WORK REQUIRED
Filter the data below for the string "color" and copy each matching line.

--- BEGIN DATA FOR PROCESSING ---

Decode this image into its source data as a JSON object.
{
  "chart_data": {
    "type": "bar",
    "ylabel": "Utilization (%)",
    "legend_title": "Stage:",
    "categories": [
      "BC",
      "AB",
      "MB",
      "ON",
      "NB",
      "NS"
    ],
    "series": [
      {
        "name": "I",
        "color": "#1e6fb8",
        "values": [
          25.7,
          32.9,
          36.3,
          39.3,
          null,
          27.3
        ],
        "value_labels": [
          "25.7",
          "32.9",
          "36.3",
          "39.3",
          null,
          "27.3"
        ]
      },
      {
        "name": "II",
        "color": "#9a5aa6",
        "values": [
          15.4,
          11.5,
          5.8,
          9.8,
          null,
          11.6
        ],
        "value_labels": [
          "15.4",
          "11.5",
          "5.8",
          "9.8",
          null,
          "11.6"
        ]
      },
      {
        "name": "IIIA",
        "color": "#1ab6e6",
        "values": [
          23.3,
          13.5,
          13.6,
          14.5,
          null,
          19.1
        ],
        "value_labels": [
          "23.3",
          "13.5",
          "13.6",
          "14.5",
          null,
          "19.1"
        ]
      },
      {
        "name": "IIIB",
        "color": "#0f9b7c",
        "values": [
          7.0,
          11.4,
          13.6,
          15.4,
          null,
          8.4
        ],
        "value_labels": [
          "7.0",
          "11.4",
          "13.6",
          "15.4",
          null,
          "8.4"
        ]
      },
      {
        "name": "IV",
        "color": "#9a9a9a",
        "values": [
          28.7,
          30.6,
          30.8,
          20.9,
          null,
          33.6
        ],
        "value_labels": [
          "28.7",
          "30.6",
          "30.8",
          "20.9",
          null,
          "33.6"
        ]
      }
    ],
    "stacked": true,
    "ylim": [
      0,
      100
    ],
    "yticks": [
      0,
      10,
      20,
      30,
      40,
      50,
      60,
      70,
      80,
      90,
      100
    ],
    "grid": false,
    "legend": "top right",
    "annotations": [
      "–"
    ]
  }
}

--- END DATA FOR PROCESSING ---

SOLUTION BELOW
        "color": "#1e6fb8",
        "color": "#9a5aa6",
        "color": "#1ab6e6",
        "color": "#0f9b7c",
        "color": "#9a9a9a",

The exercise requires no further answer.